Problem description: Print all of the data exactly as written.
---
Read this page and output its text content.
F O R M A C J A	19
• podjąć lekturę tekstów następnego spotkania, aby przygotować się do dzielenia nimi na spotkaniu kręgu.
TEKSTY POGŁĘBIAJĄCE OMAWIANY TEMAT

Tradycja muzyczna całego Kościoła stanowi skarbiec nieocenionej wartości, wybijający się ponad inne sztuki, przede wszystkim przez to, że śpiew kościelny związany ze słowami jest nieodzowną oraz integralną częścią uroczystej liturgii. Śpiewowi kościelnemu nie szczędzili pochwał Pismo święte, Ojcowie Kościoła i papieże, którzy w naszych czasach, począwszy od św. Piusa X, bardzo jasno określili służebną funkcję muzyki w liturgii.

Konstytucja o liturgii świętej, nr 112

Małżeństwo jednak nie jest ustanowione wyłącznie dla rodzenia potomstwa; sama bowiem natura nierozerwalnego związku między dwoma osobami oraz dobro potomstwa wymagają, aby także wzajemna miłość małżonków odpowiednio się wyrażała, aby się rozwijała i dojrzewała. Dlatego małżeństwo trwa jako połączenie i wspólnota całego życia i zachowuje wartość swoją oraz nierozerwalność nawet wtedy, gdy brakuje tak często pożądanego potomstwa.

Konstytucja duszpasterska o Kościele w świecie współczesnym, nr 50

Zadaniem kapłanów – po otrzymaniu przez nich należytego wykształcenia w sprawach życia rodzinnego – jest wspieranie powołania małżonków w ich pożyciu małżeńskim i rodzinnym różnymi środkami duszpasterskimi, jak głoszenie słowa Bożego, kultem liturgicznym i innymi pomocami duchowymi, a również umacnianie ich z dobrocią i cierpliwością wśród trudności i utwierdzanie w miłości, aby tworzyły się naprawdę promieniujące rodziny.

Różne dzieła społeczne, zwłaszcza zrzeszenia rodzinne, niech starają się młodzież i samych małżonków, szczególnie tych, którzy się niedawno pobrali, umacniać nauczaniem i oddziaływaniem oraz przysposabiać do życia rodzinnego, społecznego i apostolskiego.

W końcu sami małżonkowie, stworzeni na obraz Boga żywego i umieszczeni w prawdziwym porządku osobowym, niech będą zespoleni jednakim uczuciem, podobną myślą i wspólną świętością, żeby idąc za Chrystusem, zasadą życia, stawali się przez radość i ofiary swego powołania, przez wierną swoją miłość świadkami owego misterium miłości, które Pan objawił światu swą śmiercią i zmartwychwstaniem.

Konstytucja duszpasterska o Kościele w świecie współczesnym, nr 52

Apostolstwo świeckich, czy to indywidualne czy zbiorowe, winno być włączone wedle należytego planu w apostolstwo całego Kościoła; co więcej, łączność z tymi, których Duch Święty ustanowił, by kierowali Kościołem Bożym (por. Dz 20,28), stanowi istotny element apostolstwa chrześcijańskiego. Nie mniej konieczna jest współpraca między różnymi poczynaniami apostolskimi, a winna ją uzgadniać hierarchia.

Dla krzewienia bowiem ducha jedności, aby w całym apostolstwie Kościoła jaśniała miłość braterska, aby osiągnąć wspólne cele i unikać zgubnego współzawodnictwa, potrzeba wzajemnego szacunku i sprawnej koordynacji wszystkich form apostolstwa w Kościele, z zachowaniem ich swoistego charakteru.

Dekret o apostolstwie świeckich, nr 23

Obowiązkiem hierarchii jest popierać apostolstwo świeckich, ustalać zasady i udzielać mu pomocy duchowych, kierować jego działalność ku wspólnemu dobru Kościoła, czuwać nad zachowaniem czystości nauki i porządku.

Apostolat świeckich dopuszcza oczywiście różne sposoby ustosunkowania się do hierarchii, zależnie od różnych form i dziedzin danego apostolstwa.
---
Answer below:
Read this page and output its text content.
F O R M A C J A	19
• podjąć lekturę tekstów następnego spotkania, aby przygotować się do dzielenia nimi na spotkaniu kręgu.
TEKSTY POGŁĘBIAJĄCE OMAWIANY TEMAT

Tradycja muzyczna całego Kościoła stanowi skarbiec nieocenionej wartości, wybijający się ponad inne sztuki, przede wszystkim przez to, że śpiew kościelny związany ze słowami jest nieodzowną oraz integralną częścią uroczystej liturgii. Śpiewowi kościelnemu nie szczędzili pochwał Pismo święte, Ojcowie Kościoła i papieże, którzy w naszych czasach, począwszy od św. Piusa X, bardzo jasno określili służebną funkcję muzyki w liturgii.

Konstytucja o liturgii świętej, nr 112

Małżeństwo jednak nie jest ustanowione wyłącznie dla rodzenia potomstwa; sama bowiem natura nierozerwalnego związku między dwoma osobami oraz dobro potomstwa wymagają, aby także wzajemna miłość małżonków odpowiednio się wyrażała, aby się rozwijała i dojrzewała. Dlatego małżeństwo trwa jako połączenie i wspólnota całego życia i zachowuje wartość swoją oraz nierozerwalność nawet wtedy, gdy brakuje tak często pożądanego potomstwa.

Konstytucja duszpasterska o Kościele w świecie współczesnym, nr 50

Zadaniem kapłanów – po otrzymaniu przez nich należytego wykształcenia w sprawach życia rodzinnego – jest wspieranie powołania małżonków w ich pożyciu małżeńskim i rodzinnym różnymi środkami duszpasterskimi, jak głoszenie słowa Bożego, kultem liturgicznym i innymi pomocami duchowymi, a również umacnianie ich z dobrocią i cierpliwością wśród trudności i utwierdzanie w miłości, aby tworzyły się naprawdę promieniujące rodziny.

Różne dzieła społeczne, zwłaszcza zrzeszenia rodzinne, niech starają się młodzież i samych małżonków, szczególnie tych, którzy się niedawno pobrali, umacniać nauczaniem i oddziaływaniem oraz przysposabiać do życia rodzinnego, społecznego i apostolskiego.

W końcu sami małżonkowie, stworzeni na obraz Boga żywego i umieszczeni w prawdziwym porządku osobowym, niech będą zespoleni jednakim uczuciem, podobną myślą i wspólną świętością, żeby idąc za Chrystusem, zasadą życia, stawali się przez radość i ofiary swego powołania, przez wierną swoją miłość świadkami owego misterium miłości, które Pan objawił światu swą śmiercią i zmartwychwstaniem.

Konstytucja duszpasterska o Kościele w świecie współczesnym, nr 52

Apostolstwo świeckich, czy to indywidualne czy zbiorowe, winno być włączone wedle należytego planu w apostolstwo całego Kościoła; co więcej, łączność z tymi, których Duch Święty ustanowił, by kierowali Kościołem Bożym (por. Dz 20,28), stanowi istotny element apostolstwa chrześcijańskiego. Nie mniej konieczna jest współpraca między różnymi poczynaniami apostolskimi, a winna ją uzgadniać hierarchia.

Dla krzewienia bowiem ducha jedności, aby w całym apostolstwie Kościoła jaśniała miłość braterska, aby osiągnąć wspólne cele i unikać zgubnego współzawodnictwa, potrzeba wzajemnego szacunku i sprawnej koordynacji wszystkich form apostolstwa w Kościele, z zachowaniem ich swoistego charakteru.

Dekret o apostolstwie świeckich, nr 23

Obowiązkiem hierarchii jest popierać apostolstwo świeckich, ustalać zasady i udzielać mu pomocy duchowych, kierować jego działalność ku wspólnemu dobru Kościoła, czuwać nad zachowaniem czystości nauki i porządku.

Apostolat świeckich dopuszcza oczywiście różne sposoby ustosunkowania się do hierarchii, zależnie od różnych form i dziedzin danego apostolstwa.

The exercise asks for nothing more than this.